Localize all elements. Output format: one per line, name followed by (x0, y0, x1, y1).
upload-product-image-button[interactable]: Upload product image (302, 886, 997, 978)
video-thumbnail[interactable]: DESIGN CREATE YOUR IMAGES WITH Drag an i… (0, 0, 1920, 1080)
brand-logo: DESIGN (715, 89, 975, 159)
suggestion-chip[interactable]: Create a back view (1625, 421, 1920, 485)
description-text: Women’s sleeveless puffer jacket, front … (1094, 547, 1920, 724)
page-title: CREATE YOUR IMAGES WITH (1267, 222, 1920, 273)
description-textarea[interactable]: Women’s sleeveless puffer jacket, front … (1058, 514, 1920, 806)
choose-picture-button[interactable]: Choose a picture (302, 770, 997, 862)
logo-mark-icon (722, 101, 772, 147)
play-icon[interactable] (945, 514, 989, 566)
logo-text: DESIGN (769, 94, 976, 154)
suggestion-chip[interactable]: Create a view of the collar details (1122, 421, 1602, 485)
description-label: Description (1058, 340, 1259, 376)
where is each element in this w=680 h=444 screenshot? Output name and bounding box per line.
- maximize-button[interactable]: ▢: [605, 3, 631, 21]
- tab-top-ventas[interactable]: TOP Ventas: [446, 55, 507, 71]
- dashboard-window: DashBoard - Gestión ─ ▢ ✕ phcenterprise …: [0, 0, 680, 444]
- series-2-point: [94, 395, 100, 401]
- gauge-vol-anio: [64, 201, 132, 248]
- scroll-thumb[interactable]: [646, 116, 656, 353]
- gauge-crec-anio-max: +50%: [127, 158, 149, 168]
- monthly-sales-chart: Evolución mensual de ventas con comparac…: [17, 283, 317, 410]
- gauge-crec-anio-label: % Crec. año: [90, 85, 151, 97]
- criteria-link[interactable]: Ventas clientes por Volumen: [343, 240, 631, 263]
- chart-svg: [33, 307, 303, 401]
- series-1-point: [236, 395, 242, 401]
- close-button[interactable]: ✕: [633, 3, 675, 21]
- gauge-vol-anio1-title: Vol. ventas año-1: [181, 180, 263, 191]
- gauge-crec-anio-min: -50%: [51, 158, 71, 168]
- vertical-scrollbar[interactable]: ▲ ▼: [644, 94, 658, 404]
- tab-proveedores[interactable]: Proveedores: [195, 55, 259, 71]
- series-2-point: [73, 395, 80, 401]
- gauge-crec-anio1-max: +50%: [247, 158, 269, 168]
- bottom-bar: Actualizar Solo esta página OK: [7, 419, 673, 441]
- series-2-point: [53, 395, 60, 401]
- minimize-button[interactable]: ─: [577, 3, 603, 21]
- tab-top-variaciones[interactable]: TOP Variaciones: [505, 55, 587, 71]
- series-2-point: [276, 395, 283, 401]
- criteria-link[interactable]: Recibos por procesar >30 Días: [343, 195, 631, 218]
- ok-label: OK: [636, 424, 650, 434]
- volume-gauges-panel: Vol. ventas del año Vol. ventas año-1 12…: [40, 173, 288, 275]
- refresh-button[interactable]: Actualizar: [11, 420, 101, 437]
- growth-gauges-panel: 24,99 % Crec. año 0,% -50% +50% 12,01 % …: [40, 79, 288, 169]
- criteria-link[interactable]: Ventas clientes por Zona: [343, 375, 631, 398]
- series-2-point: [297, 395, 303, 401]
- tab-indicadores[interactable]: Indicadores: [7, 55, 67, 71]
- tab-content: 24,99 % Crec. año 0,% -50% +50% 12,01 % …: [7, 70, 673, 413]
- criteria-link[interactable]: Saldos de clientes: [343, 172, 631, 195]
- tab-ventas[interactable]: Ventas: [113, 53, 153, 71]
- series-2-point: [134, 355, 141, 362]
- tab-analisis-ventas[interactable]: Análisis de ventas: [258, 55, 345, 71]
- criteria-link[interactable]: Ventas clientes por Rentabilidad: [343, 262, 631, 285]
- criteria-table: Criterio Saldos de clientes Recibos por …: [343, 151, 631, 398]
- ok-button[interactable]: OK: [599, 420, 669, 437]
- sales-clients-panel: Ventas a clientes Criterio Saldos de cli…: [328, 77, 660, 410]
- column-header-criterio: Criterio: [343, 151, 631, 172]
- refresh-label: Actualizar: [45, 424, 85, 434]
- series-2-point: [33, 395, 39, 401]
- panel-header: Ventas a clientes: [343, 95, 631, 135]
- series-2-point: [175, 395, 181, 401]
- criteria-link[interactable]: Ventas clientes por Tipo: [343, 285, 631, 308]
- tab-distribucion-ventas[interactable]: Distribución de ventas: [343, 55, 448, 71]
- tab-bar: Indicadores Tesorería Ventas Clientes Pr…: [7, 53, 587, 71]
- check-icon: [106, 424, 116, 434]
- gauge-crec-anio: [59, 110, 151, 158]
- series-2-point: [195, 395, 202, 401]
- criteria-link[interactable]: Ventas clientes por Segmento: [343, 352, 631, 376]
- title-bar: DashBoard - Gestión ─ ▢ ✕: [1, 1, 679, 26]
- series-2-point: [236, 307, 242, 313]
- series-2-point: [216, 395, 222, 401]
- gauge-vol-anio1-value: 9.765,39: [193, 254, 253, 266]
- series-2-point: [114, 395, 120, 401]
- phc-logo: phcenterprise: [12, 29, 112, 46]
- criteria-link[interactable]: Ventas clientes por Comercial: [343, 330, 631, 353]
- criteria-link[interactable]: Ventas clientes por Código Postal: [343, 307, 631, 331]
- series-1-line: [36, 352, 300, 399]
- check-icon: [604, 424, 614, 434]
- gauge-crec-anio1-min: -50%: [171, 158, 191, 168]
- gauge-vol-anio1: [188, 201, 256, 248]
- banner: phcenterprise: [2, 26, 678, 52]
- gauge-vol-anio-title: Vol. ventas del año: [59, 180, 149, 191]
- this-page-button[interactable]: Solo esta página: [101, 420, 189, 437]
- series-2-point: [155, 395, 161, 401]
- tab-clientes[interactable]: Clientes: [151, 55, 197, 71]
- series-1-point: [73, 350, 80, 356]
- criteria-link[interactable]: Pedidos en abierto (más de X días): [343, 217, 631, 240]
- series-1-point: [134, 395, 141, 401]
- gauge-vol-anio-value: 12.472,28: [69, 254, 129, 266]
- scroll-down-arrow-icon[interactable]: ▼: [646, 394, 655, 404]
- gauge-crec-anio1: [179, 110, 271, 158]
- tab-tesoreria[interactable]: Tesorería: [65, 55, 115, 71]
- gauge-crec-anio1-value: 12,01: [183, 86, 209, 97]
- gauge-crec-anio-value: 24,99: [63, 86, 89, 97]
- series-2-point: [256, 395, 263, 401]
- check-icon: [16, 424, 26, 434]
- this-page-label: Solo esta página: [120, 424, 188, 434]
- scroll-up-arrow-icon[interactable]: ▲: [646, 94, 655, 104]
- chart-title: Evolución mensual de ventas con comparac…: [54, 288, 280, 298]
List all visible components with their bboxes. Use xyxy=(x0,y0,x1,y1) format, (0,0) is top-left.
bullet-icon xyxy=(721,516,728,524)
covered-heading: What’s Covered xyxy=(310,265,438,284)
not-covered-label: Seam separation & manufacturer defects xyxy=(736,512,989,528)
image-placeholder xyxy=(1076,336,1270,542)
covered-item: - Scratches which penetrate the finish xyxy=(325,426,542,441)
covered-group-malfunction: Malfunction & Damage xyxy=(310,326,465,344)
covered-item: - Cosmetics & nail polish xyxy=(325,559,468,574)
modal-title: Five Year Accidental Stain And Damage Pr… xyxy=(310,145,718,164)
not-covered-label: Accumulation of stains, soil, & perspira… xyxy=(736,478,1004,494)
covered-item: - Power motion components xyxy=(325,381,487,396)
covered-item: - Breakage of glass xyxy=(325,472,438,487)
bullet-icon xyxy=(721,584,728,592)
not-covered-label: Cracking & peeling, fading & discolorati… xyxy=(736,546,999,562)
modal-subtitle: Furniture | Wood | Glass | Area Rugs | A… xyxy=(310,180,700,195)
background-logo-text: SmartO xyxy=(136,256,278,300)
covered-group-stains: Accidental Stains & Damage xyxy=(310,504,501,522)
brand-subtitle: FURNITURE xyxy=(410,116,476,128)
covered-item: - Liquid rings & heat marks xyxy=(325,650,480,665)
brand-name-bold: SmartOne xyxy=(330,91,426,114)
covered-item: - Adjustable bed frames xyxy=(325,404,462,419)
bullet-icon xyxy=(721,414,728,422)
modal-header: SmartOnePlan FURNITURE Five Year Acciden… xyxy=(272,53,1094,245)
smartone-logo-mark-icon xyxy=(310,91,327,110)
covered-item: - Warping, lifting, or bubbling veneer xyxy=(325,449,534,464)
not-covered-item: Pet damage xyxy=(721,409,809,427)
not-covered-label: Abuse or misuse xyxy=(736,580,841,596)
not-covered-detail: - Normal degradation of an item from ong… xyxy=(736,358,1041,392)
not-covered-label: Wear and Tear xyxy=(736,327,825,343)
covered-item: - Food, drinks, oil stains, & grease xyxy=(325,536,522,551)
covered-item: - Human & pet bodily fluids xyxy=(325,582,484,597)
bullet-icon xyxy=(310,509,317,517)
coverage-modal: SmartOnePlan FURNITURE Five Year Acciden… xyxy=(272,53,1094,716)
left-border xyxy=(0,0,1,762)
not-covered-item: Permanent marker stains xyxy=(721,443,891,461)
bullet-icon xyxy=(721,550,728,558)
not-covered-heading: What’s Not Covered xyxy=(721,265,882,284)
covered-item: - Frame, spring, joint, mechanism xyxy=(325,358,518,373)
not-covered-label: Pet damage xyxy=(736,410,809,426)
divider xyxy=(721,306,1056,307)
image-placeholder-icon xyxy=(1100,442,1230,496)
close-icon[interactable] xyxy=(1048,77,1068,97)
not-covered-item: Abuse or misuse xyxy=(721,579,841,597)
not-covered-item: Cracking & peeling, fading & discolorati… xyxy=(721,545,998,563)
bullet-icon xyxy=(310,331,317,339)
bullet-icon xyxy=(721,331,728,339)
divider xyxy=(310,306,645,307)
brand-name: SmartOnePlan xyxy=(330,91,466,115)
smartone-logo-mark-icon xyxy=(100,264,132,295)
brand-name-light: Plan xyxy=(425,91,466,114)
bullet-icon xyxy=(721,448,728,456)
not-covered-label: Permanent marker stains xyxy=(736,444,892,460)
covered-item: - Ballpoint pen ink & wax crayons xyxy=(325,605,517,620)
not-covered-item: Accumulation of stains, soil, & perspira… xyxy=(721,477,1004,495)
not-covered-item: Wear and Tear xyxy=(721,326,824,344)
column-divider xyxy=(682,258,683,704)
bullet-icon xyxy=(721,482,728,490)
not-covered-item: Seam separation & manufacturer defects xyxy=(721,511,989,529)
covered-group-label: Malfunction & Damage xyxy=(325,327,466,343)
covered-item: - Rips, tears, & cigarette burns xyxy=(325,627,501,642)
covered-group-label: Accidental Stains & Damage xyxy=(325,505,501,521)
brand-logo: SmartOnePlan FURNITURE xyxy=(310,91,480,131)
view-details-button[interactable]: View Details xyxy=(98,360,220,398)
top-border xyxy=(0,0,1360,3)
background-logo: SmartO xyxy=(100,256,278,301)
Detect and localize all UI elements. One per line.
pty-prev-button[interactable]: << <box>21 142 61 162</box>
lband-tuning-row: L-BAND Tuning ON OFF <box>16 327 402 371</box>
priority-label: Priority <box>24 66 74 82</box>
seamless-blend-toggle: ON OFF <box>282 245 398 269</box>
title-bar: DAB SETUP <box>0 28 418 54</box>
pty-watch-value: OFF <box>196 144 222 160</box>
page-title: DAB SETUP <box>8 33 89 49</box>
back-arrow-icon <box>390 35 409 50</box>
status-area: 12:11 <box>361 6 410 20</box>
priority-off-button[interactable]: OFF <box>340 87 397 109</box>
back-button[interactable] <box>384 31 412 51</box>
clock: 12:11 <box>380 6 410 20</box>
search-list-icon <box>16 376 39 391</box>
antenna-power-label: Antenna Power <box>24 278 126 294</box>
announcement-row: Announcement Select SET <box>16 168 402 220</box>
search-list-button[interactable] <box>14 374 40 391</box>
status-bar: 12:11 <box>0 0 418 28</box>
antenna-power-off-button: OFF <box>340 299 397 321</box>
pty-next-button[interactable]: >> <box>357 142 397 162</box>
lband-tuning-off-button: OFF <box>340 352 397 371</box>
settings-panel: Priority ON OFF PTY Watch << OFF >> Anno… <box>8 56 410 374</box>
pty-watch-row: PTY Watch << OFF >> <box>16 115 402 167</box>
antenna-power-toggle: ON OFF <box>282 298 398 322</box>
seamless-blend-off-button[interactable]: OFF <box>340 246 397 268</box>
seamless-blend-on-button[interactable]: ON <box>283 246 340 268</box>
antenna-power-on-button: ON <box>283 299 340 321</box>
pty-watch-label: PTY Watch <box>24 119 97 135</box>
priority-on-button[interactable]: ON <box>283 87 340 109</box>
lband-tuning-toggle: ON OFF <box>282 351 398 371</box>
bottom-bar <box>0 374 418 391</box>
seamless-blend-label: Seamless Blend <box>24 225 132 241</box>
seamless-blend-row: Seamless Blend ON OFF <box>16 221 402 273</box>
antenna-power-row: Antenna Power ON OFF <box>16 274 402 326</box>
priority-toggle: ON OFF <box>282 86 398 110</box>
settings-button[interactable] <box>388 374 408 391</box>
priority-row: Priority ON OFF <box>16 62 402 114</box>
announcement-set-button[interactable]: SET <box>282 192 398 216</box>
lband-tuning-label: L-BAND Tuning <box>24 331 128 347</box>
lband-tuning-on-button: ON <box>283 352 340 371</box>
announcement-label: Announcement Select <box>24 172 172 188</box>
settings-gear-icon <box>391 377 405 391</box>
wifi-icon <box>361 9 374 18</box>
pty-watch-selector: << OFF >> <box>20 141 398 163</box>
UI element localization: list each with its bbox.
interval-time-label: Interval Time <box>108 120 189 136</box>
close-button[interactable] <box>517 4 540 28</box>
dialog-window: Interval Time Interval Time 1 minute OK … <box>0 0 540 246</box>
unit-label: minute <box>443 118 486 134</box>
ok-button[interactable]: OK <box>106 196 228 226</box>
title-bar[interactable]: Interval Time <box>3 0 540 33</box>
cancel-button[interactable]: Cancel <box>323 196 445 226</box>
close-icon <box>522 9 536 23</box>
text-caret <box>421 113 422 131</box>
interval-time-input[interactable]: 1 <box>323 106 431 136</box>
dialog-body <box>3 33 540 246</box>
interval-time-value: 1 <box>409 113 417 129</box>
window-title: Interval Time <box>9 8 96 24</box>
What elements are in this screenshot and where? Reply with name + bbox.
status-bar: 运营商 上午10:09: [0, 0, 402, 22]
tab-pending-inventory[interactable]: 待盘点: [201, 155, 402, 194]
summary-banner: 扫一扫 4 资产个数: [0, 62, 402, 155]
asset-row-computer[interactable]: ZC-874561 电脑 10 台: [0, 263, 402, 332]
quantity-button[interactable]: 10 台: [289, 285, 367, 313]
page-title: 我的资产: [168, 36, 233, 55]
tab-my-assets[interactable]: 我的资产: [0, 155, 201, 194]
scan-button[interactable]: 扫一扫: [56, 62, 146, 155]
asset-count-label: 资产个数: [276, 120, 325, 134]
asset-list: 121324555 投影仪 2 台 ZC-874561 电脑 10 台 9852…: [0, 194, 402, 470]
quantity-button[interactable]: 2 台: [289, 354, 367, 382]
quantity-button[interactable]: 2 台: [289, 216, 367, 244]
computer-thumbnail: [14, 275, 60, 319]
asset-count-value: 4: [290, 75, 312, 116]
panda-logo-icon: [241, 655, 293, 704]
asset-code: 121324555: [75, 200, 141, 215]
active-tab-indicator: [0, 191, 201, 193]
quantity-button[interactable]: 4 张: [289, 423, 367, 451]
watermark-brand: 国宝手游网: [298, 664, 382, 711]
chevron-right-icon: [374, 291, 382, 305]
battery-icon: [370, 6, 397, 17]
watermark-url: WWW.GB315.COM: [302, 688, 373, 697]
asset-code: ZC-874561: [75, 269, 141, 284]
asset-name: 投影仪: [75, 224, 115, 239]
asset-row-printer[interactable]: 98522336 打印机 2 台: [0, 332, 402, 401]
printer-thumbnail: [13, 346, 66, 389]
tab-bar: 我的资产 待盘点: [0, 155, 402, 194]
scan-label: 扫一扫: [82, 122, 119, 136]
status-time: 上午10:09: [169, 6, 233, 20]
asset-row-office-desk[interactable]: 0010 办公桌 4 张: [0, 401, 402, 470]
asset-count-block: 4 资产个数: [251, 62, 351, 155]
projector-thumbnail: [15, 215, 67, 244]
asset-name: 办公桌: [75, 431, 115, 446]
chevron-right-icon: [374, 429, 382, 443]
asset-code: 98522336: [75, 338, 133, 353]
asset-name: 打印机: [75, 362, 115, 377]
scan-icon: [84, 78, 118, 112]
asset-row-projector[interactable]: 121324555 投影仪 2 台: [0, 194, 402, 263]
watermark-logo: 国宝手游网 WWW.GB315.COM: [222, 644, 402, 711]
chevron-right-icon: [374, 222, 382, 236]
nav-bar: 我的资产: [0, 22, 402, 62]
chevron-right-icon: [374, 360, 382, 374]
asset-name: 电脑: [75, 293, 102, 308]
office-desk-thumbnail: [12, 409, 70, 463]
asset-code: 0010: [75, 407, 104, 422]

····················

Given task: Reproduce the material verbatim from its first line through the line containing "upload-product-image-button[interactable]: Upload product", including both of those lines and nothing more.

Result for this exercise:
Localize all elements. Output format: one per line, name followed by (x0, y0, x1, y1).
upload-product-image-button[interactable]: Upload product image (302, 886, 997, 978)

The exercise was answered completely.